> _Lines of data_
++++

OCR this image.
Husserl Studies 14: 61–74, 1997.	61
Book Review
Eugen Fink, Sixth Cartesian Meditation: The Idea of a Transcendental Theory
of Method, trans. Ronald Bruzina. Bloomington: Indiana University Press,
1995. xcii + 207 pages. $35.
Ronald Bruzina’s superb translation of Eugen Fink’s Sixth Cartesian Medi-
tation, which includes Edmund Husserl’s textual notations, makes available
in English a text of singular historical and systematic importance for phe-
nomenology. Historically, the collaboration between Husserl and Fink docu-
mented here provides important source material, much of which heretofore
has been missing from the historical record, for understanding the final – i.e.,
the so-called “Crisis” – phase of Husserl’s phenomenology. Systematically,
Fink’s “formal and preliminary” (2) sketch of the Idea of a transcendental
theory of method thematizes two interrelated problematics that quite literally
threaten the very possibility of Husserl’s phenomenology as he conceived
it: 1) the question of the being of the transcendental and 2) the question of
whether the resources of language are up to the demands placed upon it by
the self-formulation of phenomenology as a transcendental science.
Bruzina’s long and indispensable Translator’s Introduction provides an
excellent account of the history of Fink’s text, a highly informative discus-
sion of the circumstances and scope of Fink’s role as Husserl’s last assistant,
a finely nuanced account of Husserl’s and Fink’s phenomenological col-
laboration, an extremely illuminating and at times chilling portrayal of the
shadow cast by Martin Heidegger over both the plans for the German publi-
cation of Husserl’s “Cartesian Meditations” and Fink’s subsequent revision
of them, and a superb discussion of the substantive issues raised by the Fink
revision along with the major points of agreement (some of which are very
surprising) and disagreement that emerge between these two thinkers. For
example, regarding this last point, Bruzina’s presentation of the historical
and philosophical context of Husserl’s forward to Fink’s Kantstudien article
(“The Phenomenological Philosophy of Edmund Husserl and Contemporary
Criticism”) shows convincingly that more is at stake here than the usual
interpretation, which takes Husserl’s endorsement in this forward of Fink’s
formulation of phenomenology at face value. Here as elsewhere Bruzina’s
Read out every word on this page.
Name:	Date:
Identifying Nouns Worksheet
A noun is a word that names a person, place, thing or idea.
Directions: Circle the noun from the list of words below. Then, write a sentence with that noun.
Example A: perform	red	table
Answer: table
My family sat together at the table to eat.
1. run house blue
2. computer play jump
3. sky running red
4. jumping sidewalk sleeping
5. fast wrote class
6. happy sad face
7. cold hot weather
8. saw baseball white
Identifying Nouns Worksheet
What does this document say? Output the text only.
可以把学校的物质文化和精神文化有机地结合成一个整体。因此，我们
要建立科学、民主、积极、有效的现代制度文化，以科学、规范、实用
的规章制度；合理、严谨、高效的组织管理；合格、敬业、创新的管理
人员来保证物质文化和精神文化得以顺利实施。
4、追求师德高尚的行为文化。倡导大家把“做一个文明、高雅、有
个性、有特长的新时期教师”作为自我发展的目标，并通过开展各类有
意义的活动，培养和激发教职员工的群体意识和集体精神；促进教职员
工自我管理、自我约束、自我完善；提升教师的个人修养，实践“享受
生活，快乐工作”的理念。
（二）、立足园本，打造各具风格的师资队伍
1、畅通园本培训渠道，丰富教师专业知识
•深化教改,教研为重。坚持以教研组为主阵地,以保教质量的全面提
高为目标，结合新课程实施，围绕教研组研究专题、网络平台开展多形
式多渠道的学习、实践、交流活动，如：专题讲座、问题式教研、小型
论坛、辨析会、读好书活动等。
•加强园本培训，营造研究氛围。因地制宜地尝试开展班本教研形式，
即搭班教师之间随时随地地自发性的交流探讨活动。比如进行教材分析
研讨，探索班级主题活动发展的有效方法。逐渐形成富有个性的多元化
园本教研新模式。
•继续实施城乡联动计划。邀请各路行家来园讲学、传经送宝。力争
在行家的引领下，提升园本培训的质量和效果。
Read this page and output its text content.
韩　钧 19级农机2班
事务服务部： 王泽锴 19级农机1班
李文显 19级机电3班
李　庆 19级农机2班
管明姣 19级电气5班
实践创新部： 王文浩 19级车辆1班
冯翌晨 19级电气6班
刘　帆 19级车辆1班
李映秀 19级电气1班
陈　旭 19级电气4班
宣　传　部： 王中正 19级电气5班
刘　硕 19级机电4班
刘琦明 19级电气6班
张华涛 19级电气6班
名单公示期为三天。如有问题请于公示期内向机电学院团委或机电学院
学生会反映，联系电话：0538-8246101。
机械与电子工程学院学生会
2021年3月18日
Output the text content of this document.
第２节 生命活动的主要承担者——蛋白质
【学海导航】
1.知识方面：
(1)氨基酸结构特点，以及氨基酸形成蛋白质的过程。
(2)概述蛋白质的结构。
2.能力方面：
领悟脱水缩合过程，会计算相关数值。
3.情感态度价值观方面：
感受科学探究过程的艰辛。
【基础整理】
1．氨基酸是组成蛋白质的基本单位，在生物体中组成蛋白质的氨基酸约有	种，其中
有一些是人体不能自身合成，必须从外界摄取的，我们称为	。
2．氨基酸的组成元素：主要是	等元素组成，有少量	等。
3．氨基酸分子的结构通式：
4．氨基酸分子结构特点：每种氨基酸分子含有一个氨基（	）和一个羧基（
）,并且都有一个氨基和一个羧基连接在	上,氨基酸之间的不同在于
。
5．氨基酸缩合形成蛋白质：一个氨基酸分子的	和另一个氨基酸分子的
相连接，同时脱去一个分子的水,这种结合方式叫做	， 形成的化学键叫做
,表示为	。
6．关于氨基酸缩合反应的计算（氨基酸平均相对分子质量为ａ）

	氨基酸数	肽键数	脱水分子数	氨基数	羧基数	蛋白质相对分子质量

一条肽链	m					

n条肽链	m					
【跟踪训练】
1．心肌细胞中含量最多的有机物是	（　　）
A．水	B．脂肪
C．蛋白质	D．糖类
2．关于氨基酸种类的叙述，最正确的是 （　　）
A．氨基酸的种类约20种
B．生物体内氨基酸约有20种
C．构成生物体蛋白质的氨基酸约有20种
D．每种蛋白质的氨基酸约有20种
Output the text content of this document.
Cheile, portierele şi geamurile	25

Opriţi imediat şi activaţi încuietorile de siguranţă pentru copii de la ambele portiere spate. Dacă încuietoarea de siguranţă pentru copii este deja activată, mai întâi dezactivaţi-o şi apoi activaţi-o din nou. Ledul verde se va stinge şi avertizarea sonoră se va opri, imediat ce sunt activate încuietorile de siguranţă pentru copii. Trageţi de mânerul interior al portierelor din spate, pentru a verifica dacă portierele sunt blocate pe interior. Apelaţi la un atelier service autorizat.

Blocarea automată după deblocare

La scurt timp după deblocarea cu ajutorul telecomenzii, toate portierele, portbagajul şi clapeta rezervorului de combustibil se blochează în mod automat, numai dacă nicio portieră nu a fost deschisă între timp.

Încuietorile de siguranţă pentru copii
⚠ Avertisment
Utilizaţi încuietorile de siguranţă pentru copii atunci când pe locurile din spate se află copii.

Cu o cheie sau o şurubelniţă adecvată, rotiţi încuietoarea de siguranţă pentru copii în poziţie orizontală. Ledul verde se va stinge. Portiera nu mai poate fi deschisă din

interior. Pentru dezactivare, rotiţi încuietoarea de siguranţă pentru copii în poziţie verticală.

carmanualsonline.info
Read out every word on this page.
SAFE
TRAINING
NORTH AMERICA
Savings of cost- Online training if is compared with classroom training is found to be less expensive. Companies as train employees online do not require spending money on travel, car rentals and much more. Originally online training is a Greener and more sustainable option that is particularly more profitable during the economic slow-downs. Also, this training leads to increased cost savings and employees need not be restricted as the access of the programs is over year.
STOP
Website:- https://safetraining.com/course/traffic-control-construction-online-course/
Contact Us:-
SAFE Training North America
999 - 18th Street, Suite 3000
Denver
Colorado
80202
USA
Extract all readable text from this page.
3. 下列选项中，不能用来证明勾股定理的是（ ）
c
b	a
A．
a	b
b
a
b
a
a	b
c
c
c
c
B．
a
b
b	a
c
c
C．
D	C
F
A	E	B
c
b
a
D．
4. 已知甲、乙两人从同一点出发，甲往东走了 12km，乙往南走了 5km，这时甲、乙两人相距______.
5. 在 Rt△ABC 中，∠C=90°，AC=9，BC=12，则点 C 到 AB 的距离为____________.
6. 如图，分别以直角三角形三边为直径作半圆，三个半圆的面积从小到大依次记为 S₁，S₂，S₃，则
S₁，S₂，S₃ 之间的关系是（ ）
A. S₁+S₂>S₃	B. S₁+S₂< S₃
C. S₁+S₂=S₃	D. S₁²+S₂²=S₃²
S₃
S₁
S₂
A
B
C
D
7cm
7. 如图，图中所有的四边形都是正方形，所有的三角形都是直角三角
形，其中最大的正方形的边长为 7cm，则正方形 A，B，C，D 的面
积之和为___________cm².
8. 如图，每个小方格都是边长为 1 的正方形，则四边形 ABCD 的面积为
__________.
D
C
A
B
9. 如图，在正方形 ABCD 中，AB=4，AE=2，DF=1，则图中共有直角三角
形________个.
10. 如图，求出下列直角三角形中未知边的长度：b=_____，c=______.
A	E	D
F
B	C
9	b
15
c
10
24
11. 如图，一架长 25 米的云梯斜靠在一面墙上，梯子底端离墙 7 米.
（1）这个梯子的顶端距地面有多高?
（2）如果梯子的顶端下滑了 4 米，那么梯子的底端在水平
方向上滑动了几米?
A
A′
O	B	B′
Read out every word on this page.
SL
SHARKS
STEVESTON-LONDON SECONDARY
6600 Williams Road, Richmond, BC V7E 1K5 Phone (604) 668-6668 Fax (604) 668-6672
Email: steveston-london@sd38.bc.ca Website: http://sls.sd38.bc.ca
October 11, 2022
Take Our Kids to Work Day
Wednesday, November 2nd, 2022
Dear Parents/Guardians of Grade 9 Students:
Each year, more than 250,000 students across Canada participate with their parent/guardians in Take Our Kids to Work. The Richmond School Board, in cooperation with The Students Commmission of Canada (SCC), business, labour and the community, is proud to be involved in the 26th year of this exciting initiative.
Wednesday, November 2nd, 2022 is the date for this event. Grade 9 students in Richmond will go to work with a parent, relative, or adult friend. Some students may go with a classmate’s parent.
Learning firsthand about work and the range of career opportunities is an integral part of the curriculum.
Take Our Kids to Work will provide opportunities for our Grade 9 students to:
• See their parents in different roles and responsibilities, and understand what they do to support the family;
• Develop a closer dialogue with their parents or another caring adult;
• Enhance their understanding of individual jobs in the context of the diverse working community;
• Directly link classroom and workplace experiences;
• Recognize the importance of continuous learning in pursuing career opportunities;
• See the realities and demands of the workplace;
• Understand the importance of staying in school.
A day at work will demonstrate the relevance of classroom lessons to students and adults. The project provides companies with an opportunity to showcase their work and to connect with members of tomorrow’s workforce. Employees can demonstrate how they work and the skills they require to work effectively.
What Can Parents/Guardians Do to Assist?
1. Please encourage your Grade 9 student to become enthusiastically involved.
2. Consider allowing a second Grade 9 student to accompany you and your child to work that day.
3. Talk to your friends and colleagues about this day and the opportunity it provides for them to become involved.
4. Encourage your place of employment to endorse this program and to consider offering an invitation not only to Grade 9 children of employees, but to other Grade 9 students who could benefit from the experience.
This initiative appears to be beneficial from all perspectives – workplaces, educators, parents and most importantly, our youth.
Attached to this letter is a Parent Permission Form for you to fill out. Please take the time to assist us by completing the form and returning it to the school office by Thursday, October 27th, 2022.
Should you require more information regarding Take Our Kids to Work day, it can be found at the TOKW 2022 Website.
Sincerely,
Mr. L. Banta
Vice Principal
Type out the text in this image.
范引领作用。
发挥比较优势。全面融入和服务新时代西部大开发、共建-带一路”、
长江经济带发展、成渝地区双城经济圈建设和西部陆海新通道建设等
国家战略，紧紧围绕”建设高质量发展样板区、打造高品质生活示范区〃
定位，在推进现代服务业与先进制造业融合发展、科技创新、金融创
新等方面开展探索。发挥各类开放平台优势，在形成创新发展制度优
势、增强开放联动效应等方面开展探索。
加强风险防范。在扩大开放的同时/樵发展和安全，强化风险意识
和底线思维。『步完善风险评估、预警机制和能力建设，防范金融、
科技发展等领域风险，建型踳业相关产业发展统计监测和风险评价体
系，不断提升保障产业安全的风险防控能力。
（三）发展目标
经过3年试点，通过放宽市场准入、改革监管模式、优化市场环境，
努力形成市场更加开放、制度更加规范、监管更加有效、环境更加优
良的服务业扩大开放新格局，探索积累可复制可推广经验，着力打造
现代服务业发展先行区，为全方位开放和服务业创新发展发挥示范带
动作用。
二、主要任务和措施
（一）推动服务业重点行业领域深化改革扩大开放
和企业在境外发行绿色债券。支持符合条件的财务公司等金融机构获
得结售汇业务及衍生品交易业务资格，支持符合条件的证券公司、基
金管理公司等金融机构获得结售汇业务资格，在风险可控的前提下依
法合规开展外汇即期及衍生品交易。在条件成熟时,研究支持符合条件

++++

> _Goal of the exercise_
From the entries above, copy each line holding "image".

> _The reply_
OCR this image.
Type out the text in this image.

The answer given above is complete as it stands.